▸ What to work on: Copy out each line containing "content" from the entries below.

▸ Extracted information:
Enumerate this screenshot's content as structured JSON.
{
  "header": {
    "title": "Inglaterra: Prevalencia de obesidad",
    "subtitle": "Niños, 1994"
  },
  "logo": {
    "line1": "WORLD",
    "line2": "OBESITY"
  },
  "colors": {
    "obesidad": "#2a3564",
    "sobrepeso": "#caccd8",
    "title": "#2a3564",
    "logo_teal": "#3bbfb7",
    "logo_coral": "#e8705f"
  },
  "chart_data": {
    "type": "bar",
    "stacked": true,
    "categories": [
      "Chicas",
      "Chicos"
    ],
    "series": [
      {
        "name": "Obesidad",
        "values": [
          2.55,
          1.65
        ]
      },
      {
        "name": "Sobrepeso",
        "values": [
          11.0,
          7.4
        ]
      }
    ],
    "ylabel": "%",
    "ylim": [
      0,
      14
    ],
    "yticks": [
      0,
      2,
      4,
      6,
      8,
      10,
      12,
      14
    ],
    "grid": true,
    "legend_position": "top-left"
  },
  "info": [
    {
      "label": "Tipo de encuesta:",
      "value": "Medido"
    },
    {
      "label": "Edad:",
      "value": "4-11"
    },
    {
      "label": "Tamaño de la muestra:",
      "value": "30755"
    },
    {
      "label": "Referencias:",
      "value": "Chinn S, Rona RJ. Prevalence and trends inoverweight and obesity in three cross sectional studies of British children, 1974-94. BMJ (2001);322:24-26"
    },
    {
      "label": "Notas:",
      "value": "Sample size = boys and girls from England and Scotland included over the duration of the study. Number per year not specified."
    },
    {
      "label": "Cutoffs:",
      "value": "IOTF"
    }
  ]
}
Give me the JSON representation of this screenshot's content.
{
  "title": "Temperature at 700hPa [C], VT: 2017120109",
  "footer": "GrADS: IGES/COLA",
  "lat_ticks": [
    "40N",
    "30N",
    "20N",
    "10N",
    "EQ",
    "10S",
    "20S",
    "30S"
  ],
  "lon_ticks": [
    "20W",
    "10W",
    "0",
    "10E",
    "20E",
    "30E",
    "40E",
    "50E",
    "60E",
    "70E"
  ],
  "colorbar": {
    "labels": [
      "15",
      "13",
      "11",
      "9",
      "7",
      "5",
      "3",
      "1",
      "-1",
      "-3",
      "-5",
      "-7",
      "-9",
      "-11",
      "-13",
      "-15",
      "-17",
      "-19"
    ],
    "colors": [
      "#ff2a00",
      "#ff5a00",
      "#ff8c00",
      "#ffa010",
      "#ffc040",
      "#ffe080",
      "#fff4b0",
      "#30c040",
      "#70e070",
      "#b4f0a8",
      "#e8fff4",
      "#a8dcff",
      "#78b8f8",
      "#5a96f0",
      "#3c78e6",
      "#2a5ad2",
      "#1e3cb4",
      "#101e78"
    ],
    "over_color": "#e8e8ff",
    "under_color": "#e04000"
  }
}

▸ Reply:
Enumerate this screenshot's content as structured JSON.
Give me the JSON representation of this screenshot's content.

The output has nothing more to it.